EG Group is a British retailer headquartered in Blackburn, United Kingdom, which operates filling stations, convenience stores and fast-food restaurants in Europe, the United States and Australia. The group was created through the combination of Euro Garages and EFR Group in November 2016. It remains one of the largest privately owned businesses in the United Kingdom.

History 
Euro Garages was co founded by brothers Mohsin and Zuber Issa in 2001, who expanded the business from a single site (at a cost of £150,000) in Bury, Greater Manchester to circa 340 sites in the UK. The growth co-incided with oil companies selling off their consumer petrol station assets to focus on their core production and refining business. In October 2015, the private equity firm TDR Capital acquired a stake in the company. 

The Dutch-headquartered European Forecourt Retail Group was founded in 2007 as the European energy retail and marketing arm of the Israeli firm Delek, and was also acquired by TDR Capital in August 2014. In October 2016 Euro acquired EFR to form the Intervias Group, later renamed the EG Group. As a consequence of these transactions, TDR Capital now owns 50% of the enlarged group, with Zuber Issa owning 25% and Mohsin Issa the remaining 25%.

EG Group's acquisitions have been largely funded by debt, with a net debt of over £7.3 billion at the end of 2019.

Major acquisitions

United Kingdom and Ireland 
In February 2017, EG Group purchased 78 UK properties from Kout Food Group, this including 70 Little Chef sites (some with attached Burger King and Subway franchises) and 8 standalone Burger King sites. EG Group would then transform the Little Chef sites into its franchise partners (such as Greggs and Starbucks) by October 2018. The group founded EG Diner as a temporary measure in January 2018, when its licence to use the Little Chef name expired, effectively ending the Little Chef brand after almost 60 years.

In early 2020, EG Group announced that they were opening 150 American Bakery outlets under a partnership with Cinnabon by 2025.

In March 2020, EG Group became KFC's largest franchisee in the UK through the acquisition of 145 KFC outlets in the UK and Ireland.

In October 2020, EG’s owners won a deal to buy the supermarket chain Asda from Walmart for £6.8 billion, bringing it back into British hands after more than 20 years. Questions were raised after its auditor, Deloitte, "suddenly quit" to be replaced by KPMG. However, the group indicated there were no auditing disagreements. This accquistiion would mean EG Group would work with Asda to create 'Asda on the Move'.

In May 2021, EG Group bought Leon Restaurants for a reported £100 million.

In October 2021, EG Group bought Cooplands, the UK's second-largest bakery operating mainly in North East England and Yorkshire.

··········

OBJECTIVE 1
In the EG Group history, what year did Mohsin and Zuber Issa co-found Euro Garages?
OBJECTIVE 2
Change the EG Group history from "Major acquisitions" to "UK and Ireland.", replacing "sites" with "locations" each time it appears.
OBJECTIVE 3
Continue the EG Group history, picking up after its final sentence.

Layout annotation data:

··········

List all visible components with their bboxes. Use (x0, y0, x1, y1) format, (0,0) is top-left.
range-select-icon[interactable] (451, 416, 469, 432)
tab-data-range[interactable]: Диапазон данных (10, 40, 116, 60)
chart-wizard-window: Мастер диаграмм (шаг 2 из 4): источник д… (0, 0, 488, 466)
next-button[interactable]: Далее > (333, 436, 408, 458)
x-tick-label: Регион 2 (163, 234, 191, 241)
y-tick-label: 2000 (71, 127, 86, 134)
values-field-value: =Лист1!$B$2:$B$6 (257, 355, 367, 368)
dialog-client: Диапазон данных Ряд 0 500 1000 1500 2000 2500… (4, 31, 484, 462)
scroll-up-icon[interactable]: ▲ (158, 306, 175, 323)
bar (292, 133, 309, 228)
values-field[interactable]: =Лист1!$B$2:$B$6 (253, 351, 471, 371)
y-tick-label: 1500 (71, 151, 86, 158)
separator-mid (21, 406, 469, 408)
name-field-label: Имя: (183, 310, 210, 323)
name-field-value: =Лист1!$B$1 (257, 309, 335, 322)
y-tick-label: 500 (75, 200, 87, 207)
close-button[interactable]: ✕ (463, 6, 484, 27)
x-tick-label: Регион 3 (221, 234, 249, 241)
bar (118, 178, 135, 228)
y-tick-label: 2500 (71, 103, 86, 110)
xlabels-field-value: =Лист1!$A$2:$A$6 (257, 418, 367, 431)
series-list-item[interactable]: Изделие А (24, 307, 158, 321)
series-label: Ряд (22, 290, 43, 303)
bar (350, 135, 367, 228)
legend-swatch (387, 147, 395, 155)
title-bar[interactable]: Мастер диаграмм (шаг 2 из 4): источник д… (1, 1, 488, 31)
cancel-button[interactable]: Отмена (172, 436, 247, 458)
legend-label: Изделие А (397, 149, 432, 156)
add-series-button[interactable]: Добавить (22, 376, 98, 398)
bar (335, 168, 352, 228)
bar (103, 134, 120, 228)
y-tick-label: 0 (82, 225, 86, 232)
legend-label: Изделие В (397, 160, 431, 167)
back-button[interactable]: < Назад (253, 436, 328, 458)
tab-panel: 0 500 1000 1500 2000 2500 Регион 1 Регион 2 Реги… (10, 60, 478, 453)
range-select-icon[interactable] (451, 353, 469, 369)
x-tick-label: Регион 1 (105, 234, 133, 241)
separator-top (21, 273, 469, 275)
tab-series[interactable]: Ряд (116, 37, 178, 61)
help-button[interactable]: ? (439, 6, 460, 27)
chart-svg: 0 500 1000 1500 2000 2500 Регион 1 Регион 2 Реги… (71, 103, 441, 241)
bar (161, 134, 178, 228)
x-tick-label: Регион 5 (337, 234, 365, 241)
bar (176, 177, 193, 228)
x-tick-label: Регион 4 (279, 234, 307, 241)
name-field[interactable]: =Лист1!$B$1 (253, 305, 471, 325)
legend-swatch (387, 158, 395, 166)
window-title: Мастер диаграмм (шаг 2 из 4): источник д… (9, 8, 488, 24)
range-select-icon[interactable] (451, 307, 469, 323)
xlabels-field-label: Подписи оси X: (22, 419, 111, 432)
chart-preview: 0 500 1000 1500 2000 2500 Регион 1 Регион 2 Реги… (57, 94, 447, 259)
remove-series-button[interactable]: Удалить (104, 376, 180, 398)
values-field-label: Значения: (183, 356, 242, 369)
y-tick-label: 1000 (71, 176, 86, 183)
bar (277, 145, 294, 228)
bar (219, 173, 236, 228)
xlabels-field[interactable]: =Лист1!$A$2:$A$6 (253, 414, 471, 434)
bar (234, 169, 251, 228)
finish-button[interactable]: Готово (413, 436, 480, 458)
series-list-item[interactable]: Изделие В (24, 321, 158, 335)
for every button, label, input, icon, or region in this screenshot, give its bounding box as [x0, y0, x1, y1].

··········

FINAL ANSWER 1
2001

FINAL ANSWER 2
Major acquisitions

United Kingdom and Ireland 
In February 2017, EG Group purchased 78 UK properties from Kout Food Group, this including 70 Little Chef locations (some with attached Burger King and Subway franchises) and 8 standalone Burger King locations. EG Group would then transform the Little Chef locations into its franchise partners (such as Greggs and Starbucks) by October 2018. The group founded EG Diner as a temporary measure in January 2018, when its licence to use the Little Chef name expired, effectively ending the Little Chef brand after almost 60 years.

In early 2020, EG Group announced that they were opening 150 American Bakery outlets under a partnership with Cinnabon by 2025.

In March 2020, EG Group became KFC's largest franchisee in the UK through the acquisition of 145 KFC outlets in the UK and Ireland.

FINAL ANSWER 3
Europe 
In November 2017, the business secured approximately 1,000 petrol stations from Esso in Germany, which were transferred and integrated into the existing EG network in October 2018.

In May 2022, EG Group bought 285 petrol stations in Southern Germany from OMV, which were partly supplied by refinery Burghausen. The price was 485 million Euro cash which equals 614 million Euro including pending lease obligations.

United States 
On 5 February 2018, EG Group announced that it would purchase nearly eight hundred Kroger convenience stores for $2.15 billion. Later that month, EG Group announced that it had completed the acquisition of circa 1,200 sites in Italy from Esso. In April 2018, EG Group completed the acquisition of a portfolio of 97 sites in the Netherlands to supplement is existing network in the country. In December 2018, EG completed its acquisition of 225 sites of Minit Mart from Travel Centers of America LLC for upwards of US$330m.

In July 2019, EG completed its acquisition of fifty four Fastrac branded sites in the United States, and announced a deal to acquire sixty nine sites operated by Certified Oil, also in the United States. On 31 July 2019, EG Group announced having entered a binding agreement to purchase Cumberland Farms.

In November 2020, EG Group entered into a binding agreement for the acquisition of 18 locations of Schrader Oil in Fort Collins, Colorado.

Australia 

On 9 November 2018, Australian retailer Woolworths announced to the Australian Securities Exchange it had entered into a binding agreement to sell its 540 fuel convenience sites to EG Group for 1.72bn.

Potential takeover
An April 2022 report in The Wall Street Journal reported that Circle K parent Alimentation Couche-Tard is in talks to buy EG Group. Should a deal go through, it would significantly boost Circle K's presence in several markets including Europe as well as giving it a location in every US state except Utah.

Operations

United States

In the United States, EG America has quickly become the fourth largest convenience store chain with its various brands following 7-Eleven's purchase of Speedway  with Circle K and Casey's occupying the other spots ahead of EG America. EG America has opted to keep the various brand names as opposed to uniting them under one brand, but has made efforts to unite them: for instance, all locations began to sell Cumberland Farms branded coffee products, while locations acquired after the initial purchase of Kroger's convenience store chain have slowly started adopting the abstract continental United States logo that was originally owned by Kroger. All have begun having a shared loyalty program.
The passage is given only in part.